Task objective
Quote all of the data exactly as given. Skip every picture it contains.

Extracted material
————————
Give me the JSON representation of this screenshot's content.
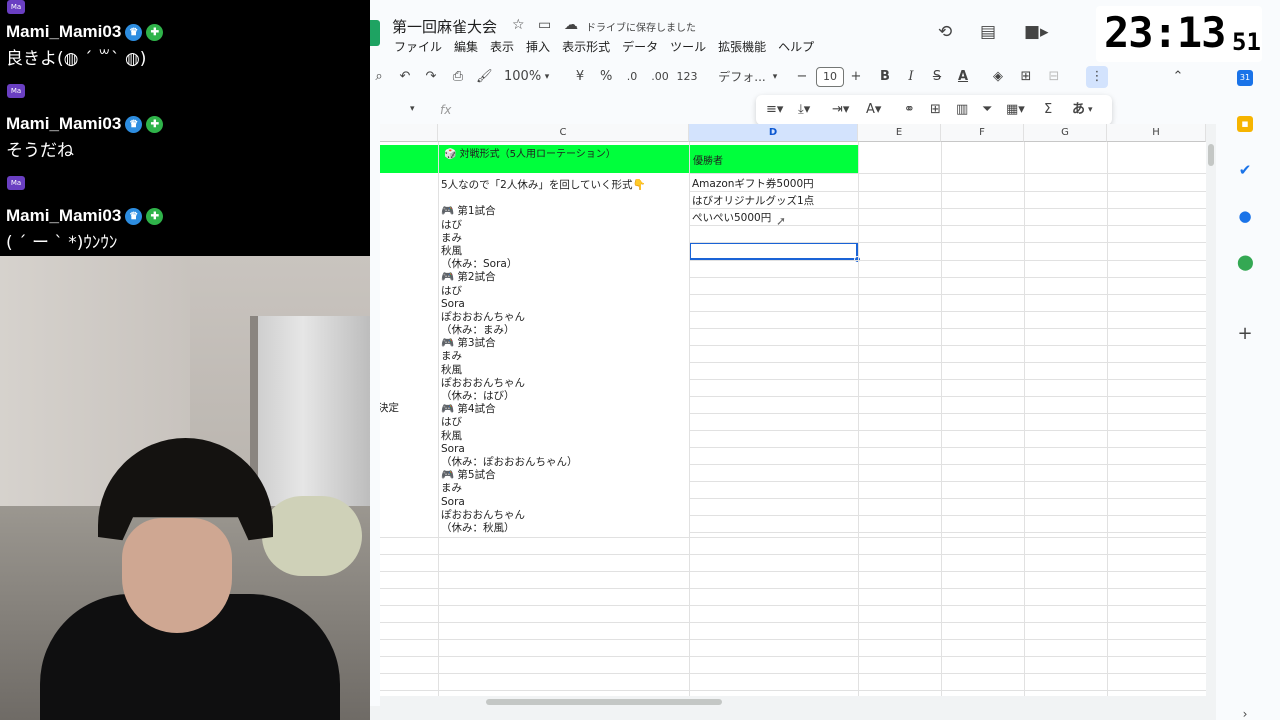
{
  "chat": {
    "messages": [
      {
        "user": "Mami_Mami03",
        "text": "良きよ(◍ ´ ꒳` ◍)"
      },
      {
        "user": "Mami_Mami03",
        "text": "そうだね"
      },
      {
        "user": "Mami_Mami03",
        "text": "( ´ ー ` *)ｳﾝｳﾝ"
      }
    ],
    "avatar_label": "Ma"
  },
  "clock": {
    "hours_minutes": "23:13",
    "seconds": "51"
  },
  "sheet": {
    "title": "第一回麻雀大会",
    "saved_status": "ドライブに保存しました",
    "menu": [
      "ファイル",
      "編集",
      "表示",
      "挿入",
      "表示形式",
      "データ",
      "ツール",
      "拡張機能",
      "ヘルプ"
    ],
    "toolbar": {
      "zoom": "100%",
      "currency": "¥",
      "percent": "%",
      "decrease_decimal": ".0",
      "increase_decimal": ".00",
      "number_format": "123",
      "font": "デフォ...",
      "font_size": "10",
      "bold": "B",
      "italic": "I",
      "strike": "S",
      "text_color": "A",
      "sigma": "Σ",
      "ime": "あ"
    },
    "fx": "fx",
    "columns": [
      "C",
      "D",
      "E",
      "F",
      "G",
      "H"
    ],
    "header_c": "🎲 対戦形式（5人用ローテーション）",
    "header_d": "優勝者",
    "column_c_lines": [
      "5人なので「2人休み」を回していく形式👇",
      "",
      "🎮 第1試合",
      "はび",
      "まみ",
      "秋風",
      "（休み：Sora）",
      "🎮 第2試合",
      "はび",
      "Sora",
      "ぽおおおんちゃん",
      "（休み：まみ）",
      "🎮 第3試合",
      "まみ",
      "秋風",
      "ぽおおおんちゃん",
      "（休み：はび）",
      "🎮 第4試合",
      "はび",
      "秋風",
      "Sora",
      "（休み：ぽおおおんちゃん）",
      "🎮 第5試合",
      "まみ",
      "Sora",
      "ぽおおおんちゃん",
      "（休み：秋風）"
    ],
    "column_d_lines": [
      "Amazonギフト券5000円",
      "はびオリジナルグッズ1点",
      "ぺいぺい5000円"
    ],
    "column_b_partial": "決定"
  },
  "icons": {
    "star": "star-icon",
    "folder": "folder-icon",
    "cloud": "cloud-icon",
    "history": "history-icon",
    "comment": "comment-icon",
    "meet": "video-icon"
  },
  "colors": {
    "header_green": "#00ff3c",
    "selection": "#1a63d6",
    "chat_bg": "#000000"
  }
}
————————
Answer for the task
Give me the JSON representation of this screenshot's content.
{
  "chat": {
    "messages": [
      {
        "user": "Mami_Mami03",
        "text": "良きよ(◍ ´ ꒳` ◍)"
      },
      {
        "user": "Mami_Mami03",
        "text": "そうだね"
      },
      {
        "user": "Mami_Mami03",
        "text": "( ´ ー ` *)ｳﾝｳﾝ"
      }
    ],
    "avatar_label": "Ma"
  },
  "clock": {
    "hours_minutes": "23:13",
    "seconds": "51"
  },
  "sheet": {
    "title": "第一回麻雀大会",
    "saved_status": "ドライブに保存しました",
    "menu": [
      "ファイル",
      "編集",
      "表示",
      "挿入",
      "表示形式",
      "データ",
      "ツール",
      "拡張機能",
      "ヘルプ"
    ],
    "toolbar": {
      "zoom": "100%",
      "currency": "¥",
      "percent": "%",
      "decrease_decimal": ".0",
      "increase_decimal": ".00",
      "number_format": "123",
      "font": "デフォ...",
      "font_size": "10",
      "bold": "B",
      "italic": "I",
      "strike": "S",
      "text_color": "A",
      "sigma": "Σ",
      "ime": "あ"
    },
    "fx": "fx",
    "columns": [
      "C",
      "D",
      "E",
      "F",
      "G",
      "H"
    ],
    "header_c": "🎲 対戦形式（5人用ローテーション）",
    "header_d": "優勝者",
    "column_c_lines": [
      "5人なので「2人休み」を回していく形式👇",
      "",
      "🎮 第1試合",
      "はび",
      "まみ",
      "秋風",
      "（休み：Sora）",
      "🎮 第2試合",
      "はび",
      "Sora",
      "ぽおおおんちゃん",
      "（休み：まみ）",
      "🎮 第3試合",
      "まみ",
      "秋風",
      "ぽおおおんちゃん",
      "（休み：はび）",
      "🎮 第4試合",
      "はび",
      "秋風",
      "Sora",
      "（休み：ぽおおおんちゃん）",
      "🎮 第5試合",
      "まみ",
      "Sora",
      "ぽおおおんちゃん",
      "（休み：秋風）"
    ],
    "column_d_lines": [
      "Amazonギフト券5000円",
      "はびオリジナルグッズ1点",
      "ぺいぺい5000円"
    ],
    "column_b_partial": "決定"
  },
  "icons": {
    "star": "star-icon",
    "folder": "folder-icon",
    "cloud": "cloud-icon",
    "history": "history-icon",
    "comment": "comment-icon",
    "meet": "video-icon"
  },
  "colors": {
    "header_green": "#00ff3c",
    "selection": "#1a63d6",
    "chat_bg": "#000000"
  }
}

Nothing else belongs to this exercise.